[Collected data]
= = =

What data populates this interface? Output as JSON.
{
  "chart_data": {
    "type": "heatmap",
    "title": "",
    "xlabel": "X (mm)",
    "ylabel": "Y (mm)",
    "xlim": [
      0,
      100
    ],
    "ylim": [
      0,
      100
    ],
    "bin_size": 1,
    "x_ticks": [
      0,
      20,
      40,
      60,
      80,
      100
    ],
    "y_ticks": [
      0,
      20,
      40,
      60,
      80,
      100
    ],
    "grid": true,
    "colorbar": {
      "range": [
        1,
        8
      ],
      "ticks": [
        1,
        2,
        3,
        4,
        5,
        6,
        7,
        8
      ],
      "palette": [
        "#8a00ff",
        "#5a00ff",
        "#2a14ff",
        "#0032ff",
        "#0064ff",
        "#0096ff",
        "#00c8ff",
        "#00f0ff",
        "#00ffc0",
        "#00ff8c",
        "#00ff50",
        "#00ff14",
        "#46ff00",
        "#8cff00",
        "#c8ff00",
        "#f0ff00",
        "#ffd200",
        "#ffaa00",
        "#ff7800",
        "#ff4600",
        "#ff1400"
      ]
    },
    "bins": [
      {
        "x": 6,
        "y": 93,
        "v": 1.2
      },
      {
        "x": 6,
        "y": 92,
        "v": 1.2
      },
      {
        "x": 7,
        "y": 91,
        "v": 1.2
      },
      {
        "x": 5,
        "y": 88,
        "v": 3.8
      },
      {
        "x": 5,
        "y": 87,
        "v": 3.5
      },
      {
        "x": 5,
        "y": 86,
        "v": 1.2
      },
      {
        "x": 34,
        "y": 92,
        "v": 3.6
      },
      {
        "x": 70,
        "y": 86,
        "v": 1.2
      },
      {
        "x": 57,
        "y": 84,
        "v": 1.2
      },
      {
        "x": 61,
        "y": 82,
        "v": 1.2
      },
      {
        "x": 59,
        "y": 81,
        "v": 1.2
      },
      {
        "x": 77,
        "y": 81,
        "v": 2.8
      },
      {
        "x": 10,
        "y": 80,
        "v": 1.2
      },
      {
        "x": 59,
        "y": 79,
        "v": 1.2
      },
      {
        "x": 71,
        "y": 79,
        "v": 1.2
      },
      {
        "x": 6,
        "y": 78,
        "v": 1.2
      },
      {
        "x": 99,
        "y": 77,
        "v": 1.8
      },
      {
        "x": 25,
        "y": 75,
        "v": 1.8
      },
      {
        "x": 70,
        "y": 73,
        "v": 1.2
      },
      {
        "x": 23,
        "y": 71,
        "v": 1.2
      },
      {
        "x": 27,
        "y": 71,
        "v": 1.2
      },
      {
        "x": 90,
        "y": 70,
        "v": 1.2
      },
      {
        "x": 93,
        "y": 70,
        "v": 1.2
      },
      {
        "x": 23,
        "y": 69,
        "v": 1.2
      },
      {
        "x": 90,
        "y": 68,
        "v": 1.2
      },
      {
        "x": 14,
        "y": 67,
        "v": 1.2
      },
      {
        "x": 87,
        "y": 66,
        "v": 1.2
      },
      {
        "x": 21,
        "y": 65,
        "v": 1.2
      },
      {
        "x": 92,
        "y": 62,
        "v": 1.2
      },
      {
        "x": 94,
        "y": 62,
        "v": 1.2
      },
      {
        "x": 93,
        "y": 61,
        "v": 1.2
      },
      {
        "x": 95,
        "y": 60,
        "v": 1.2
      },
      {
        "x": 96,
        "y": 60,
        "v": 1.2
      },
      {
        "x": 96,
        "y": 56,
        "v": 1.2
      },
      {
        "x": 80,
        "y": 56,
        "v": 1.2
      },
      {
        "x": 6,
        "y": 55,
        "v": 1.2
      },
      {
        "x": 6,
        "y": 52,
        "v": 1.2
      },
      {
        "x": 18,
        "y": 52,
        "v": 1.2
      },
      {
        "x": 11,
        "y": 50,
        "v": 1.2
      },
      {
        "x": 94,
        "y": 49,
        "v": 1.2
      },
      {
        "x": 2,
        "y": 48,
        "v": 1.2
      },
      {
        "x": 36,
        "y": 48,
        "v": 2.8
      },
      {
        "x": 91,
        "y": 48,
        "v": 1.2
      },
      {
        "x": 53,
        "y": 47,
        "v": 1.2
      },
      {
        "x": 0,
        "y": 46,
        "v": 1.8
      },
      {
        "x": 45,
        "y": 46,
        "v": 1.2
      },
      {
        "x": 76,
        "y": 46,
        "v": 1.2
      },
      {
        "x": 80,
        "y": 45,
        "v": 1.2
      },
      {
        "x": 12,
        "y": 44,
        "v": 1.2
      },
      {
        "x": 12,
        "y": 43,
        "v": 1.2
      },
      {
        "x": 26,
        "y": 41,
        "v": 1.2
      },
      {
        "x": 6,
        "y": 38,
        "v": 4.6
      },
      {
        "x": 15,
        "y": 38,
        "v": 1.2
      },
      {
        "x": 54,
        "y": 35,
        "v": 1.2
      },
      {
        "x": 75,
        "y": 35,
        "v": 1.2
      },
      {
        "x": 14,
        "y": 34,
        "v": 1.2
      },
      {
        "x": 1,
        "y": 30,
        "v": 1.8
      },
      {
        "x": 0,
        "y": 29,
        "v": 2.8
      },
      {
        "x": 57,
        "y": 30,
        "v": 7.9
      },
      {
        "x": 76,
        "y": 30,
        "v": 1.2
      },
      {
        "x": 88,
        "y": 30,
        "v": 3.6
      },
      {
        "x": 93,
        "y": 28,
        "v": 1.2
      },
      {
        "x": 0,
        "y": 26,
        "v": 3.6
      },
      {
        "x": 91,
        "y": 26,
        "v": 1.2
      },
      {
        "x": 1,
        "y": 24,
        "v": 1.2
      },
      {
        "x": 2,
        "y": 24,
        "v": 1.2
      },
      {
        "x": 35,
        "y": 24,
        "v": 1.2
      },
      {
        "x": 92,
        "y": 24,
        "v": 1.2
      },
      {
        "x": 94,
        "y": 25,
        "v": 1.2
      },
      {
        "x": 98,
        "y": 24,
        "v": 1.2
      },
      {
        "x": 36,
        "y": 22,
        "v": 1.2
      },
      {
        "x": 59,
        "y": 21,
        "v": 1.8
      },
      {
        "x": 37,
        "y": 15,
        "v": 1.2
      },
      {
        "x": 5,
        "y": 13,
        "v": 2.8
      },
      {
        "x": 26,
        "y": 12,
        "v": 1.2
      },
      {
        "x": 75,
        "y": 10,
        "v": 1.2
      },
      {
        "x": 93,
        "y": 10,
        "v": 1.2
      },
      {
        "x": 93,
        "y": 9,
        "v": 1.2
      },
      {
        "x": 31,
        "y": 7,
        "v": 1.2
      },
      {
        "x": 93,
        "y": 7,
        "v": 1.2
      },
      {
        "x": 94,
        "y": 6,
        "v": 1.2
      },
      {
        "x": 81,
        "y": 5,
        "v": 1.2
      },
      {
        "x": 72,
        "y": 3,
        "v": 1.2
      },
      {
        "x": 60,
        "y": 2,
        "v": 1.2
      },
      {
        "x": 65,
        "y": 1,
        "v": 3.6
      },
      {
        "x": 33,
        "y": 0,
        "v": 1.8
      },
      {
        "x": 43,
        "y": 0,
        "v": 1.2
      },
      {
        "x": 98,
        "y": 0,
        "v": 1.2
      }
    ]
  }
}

= = =

Transcribe the whole listing with nothing added or left out.

◆ Solution for this exercise:
What data populates this interface? Output as JSON.
{
  "chart_data": {
    "type": "heatmap",
    "title": "",
    "xlabel": "X (mm)",
    "ylabel": "Y (mm)",
    "xlim": [
      0,
      100
    ],
    "ylim": [
      0,
      100
    ],
    "bin_size": 1,
    "x_ticks": [
      0,
      20,
      40,
      60,
      80,
      100
    ],
    "y_ticks": [
      0,
      20,
      40,
      60,
      80,
      100
    ],
    "grid": true,
    "colorbar": {
      "range": [
        1,
        8
      ],
      "ticks": [
        1,
        2,
        3,
        4,
        5,
        6,
        7,
        8
      ],
      "palette": [
        "#8a00ff",
        "#5a00ff",
        "#2a14ff",
        "#0032ff",
        "#0064ff",
        "#0096ff",
        "#00c8ff",
        "#00f0ff",
        "#00ffc0",
        "#00ff8c",
        "#00ff50",
        "#00ff14",
        "#46ff00",
        "#8cff00",
        "#c8ff00",
        "#f0ff00",
        "#ffd200",
        "#ffaa00",
        "#ff7800",
        "#ff4600",
        "#ff1400"
      ]
    },
    "bins": [
      {
        "x": 6,
        "y": 93,
        "v": 1.2
      },
      {
        "x": 6,
        "y": 92,
        "v": 1.2
      },
      {
        "x": 7,
        "y": 91,
        "v": 1.2
      },
      {
        "x": 5,
        "y": 88,
        "v": 3.8
      },
      {
        "x": 5,
        "y": 87,
        "v": 3.5
      },
      {
        "x": 5,
        "y": 86,
        "v": 1.2
      },
      {
        "x": 34,
        "y": 92,
        "v": 3.6
      },
      {
        "x": 70,
        "y": 86,
        "v": 1.2
      },
      {
        "x": 57,
        "y": 84,
        "v": 1.2
      },
      {
        "x": 61,
        "y": 82,
        "v": 1.2
      },
      {
        "x": 59,
        "y": 81,
        "v": 1.2
      },
      {
        "x": 77,
        "y": 81,
        "v": 2.8
      },
      {
        "x": 10,
        "y": 80,
        "v": 1.2
      },
      {
        "x": 59,
        "y": 79,
        "v": 1.2
      },
      {
        "x": 71,
        "y": 79,
        "v": 1.2
      },
      {
        "x": 6,
        "y": 78,
        "v": 1.2
      },
      {
        "x": 99,
        "y": 77,
        "v": 1.8
      },
      {
        "x": 25,
        "y": 75,
        "v": 1.8
      },
      {
        "x": 70,
        "y": 73,
        "v": 1.2
      },
      {
        "x": 23,
        "y": 71,
        "v": 1.2
      },
      {
        "x": 27,
        "y": 71,
        "v": 1.2
      },
      {
        "x": 90,
        "y": 70,
        "v": 1.2
      },
      {
        "x": 93,
        "y": 70,
        "v": 1.2
      },
      {
        "x": 23,
        "y": 69,
        "v": 1.2
      },
      {
        "x": 90,
        "y": 68,
        "v": 1.2
      },
      {
        "x": 14,
        "y": 67,
        "v": 1.2
      },
      {
        "x": 87,
        "y": 66,
        "v": 1.2
      },
      {
        "x": 21,
        "y": 65,
        "v": 1.2
      },
      {
        "x": 92,
        "y": 62,
        "v": 1.2
      },
      {
        "x": 94,
        "y": 62,
        "v": 1.2
      },
      {
        "x": 93,
        "y": 61,
        "v": 1.2
      },
      {
        "x": 95,
        "y": 60,
        "v": 1.2
      },
      {
        "x": 96,
        "y": 60,
        "v": 1.2
      },
      {
        "x": 96,
        "y": 56,
        "v": 1.2
      },
      {
        "x": 80,
        "y": 56,
        "v": 1.2
      },
      {
        "x": 6,
        "y": 55,
        "v": 1.2
      },
      {
        "x": 6,
        "y": 52,
        "v": 1.2
      },
      {
        "x": 18,
        "y": 52,
        "v": 1.2
      },
      {
        "x": 11,
        "y": 50,
        "v": 1.2
      },
      {
        "x": 94,
        "y": 49,
        "v": 1.2
      },
      {
        "x": 2,
        "y": 48,
        "v": 1.2
      },
      {
        "x": 36,
        "y": 48,
        "v": 2.8
      },
      {
        "x": 91,
        "y": 48,
        "v": 1.2
      },
      {
        "x": 53,
        "y": 47,
        "v": 1.2
      },
      {
        "x": 0,
        "y": 46,
        "v": 1.8
      },
      {
        "x": 45,
        "y": 46,
        "v": 1.2
      },
      {
        "x": 76,
        "y": 46,
        "v": 1.2
      },
      {
        "x": 80,
        "y": 45,
        "v": 1.2
      },
      {
        "x": 12,
        "y": 44,
        "v": 1.2
      },
      {
        "x": 12,
        "y": 43,
        "v": 1.2
      },
      {
        "x": 26,
        "y": 41,
        "v": 1.2
      },
      {
        "x": 6,
        "y": 38,
        "v": 4.6
      },
      {
        "x": 15,
        "y": 38,
        "v": 1.2
      },
      {
        "x": 54,
        "y": 35,
        "v": 1.2
      },
      {
        "x": 75,
        "y": 35,
        "v": 1.2
      },
      {
        "x": 14,
        "y": 34,
        "v": 1.2
      },
      {
        "x": 1,
        "y": 30,
        "v": 1.8
      },
      {
        "x": 0,
        "y": 29,
        "v": 2.8
      },
      {
        "x": 57,
        "y": 30,
        "v": 7.9
      },
      {
        "x": 76,
        "y": 30,
        "v": 1.2
      },
      {
        "x": 88,
        "y": 30,
        "v": 3.6
      },
      {
        "x": 93,
        "y": 28,
        "v": 1.2
      },
      {
        "x": 0,
        "y": 26,
        "v": 3.6
      },
      {
        "x": 91,
        "y": 26,
        "v": 1.2
      },
      {
        "x": 1,
        "y": 24,
        "v": 1.2
      },
      {
        "x": 2,
        "y": 24,
        "v": 1.2
      },
      {
        "x": 35,
        "y": 24,
        "v": 1.2
      },
      {
        "x": 92,
        "y": 24,
        "v": 1.2
      },
      {
        "x": 94,
        "y": 25,
        "v": 1.2
      },
      {
        "x": 98,
        "y": 24,
        "v": 1.2
      },
      {
        "x": 36,
        "y": 22,
        "v": 1.2
      },
      {
        "x": 59,
        "y": 21,
        "v": 1.8
      },
      {
        "x": 37,
        "y": 15,
        "v": 1.2
      },
      {
        "x": 5,
        "y": 13,
        "v": 2.8
      },
      {
        "x": 26,
        "y": 12,
        "v": 1.2
      },
      {
        "x": 75,
        "y": 10,
        "v": 1.2
      },
      {
        "x": 93,
        "y": 10,
        "v": 1.2
      },
      {
        "x": 93,
        "y": 9,
        "v": 1.2
      },
      {
        "x": 31,
        "y": 7,
        "v": 1.2
      },
      {
        "x": 93,
        "y": 7,
        "v": 1.2
      },
      {
        "x": 94,
        "y": 6,
        "v": 1.2
      },
      {
        "x": 81,
        "y": 5,
        "v": 1.2
      },
      {
        "x": 72,
        "y": 3,
        "v": 1.2
      },
      {
        "x": 60,
        "y": 2,
        "v": 1.2
      },
      {
        "x": 65,
        "y": 1,
        "v": 3.6
      },
      {
        "x": 33,
        "y": 0,
        "v": 1.8
      },
      {
        "x": 43,
        "y": 0,
        "v": 1.2
      },
      {
        "x": 98,
        "y": 0,
        "v": 1.2
      }
    ]
  }
}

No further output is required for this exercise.